— THE EXERCISE —
Filter this data down to the lines that hold "CONCRETE", and copy them.

— PROVIDED RECORDS —
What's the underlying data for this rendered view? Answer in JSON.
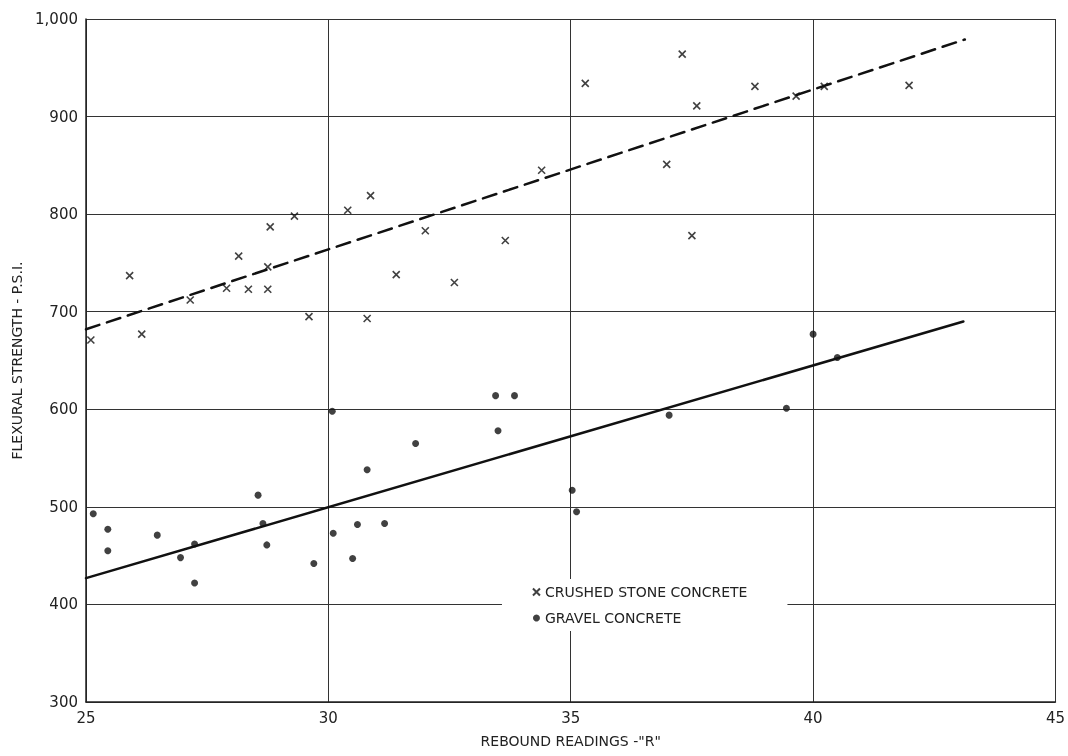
{
  "chart_data": {
    "type": "scatter",
    "xlabel": "REBOUND READINGS -\"R\"",
    "ylabel": "FLEXURAL STRENGTH - P.S.I.",
    "xlim": [
      25,
      45
    ],
    "xticks": [
      25,
      30,
      35,
      40,
      45
    ],
    "ylim": [
      300,
      1000
    ],
    "yticks": [
      300,
      400,
      500,
      600,
      700,
      800,
      900,
      {
        "value": 1000,
        "label": "1,000"
      }
    ],
    "grid": true,
    "legend": "bottom",
    "series": [
      {
        "name": "CRUSHED STONE CONCRETE",
        "marker": "cross",
        "color": "#111111",
        "x": [
          25.1,
          25.9,
          26.15,
          27.15,
          27.9,
          28.15,
          28.35,
          28.75,
          28.75,
          28.8,
          29.3,
          29.6,
          30.4,
          30.8,
          30.87,
          31.4,
          32.0,
          32.6,
          33.65,
          34.4,
          35.3,
          36.98,
          37.3,
          37.5,
          37.6,
          38.8,
          39.65,
          40.23,
          41.98
        ],
        "values": [
          671,
          737,
          677,
          712,
          724,
          757,
          723,
          746,
          723,
          787,
          798,
          695,
          804,
          693,
          819,
          738,
          783,
          730,
          773,
          845,
          934,
          851,
          964,
          778,
          911,
          931,
          921,
          931,
          932
        ]
      },
      {
        "name": "GRAVEL CONCRETE",
        "marker": "circle",
        "color": "#111111",
        "x": [
          25.15,
          25.45,
          25.45,
          26.47,
          26.95,
          27.24,
          27.24,
          28.55,
          28.65,
          28.73,
          29.7,
          30.08,
          30.1,
          30.5,
          30.6,
          30.8,
          31.16,
          31.8,
          33.45,
          33.5,
          33.84,
          35.03,
          35.12,
          37.03,
          39.45,
          40.0,
          40.5
        ],
        "values": [
          493,
          477,
          455,
          471,
          448,
          462,
          422,
          512,
          483,
          461,
          442,
          598,
          473,
          447,
          482,
          538,
          483,
          565,
          614,
          578,
          614,
          517,
          495,
          594,
          601,
          677,
          653
        ]
      },
      {
        "type": "line",
        "marker": "none",
        "line_style": "dashed",
        "color": "#111111",
        "x": [
          25,
          43.13
        ],
        "values": [
          682,
          979
        ]
      },
      {
        "type": "line",
        "marker": "none",
        "line_style": "solid",
        "color": "#111111",
        "x": [
          25,
          43.1
        ],
        "values": [
          427,
          690
        ]
      }
    ]
  }
}
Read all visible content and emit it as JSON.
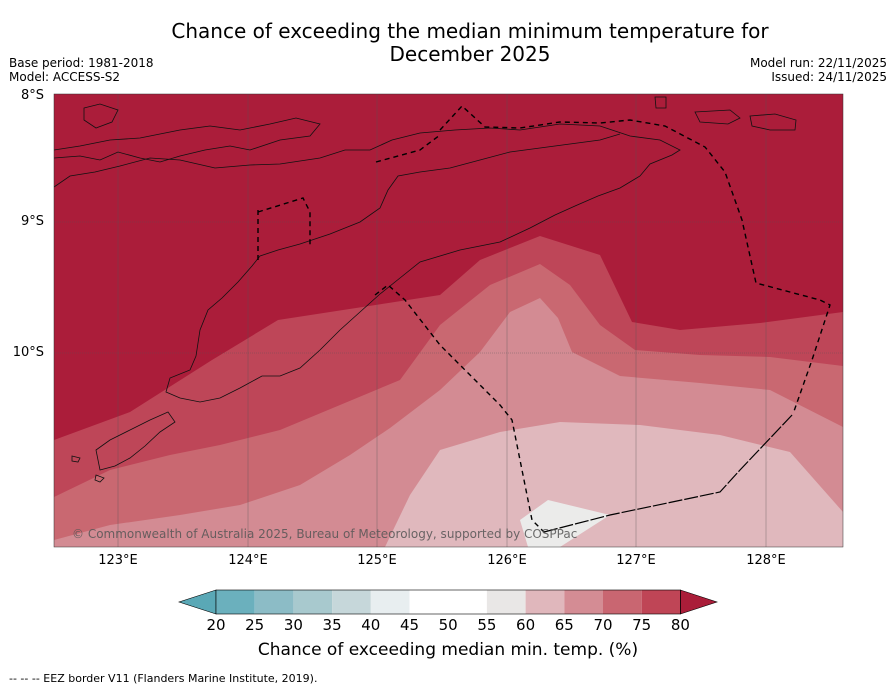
{
  "title_line1": "Chance of exceeding the median minimum temperature for",
  "title_line2": "December 2025",
  "base_period": "Base period: 1981-2018",
  "model": "Model: ACCESS-S2",
  "model_run": "Model run: 22/11/2025",
  "issued": "Issued: 24/11/2025",
  "lat_labels": [
    "8°S",
    "9°S",
    "10°S"
  ],
  "lon_labels": [
    "123°E",
    "124°E",
    "125°E",
    "126°E",
    "127°E",
    "128°E"
  ],
  "copyright": "© Commonwealth of Australia 2025, Bureau of Meteorology, supported by COSPPac",
  "colorbar": {
    "ticks": [
      "20",
      "25",
      "30",
      "35",
      "40",
      "45",
      "50",
      "55",
      "60",
      "65",
      "70",
      "75",
      "80"
    ],
    "label": "Chance of exceeding median min. temp. (%)",
    "colors": [
      "#5aa8b6",
      "#6bb0bd",
      "#8cbcc6",
      "#a8c9ce",
      "#c6d7da",
      "#e8eef0",
      "#ffffff",
      "#ffffff",
      "#e9e7e6",
      "#e0b7bc",
      "#d48c94",
      "#c96671",
      "#bf4556",
      "#aa1d39"
    ]
  },
  "legend_note": "--  --  -- EEZ border V11 (Flanders Marine Institute, 2019).",
  "map_colors": {
    "gt80": "#ab1d3a",
    "p75_80": "#be4658",
    "p70_75": "#c96871",
    "p65_70": "#d38b93",
    "p60_65": "#e0b8bd",
    "p55_60": "#ebebea"
  }
}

— EXERCISE RESPONSE —
        "name": "CRUSHED STONE CONCRETE",
        "name": "GRAVEL CONCRETE",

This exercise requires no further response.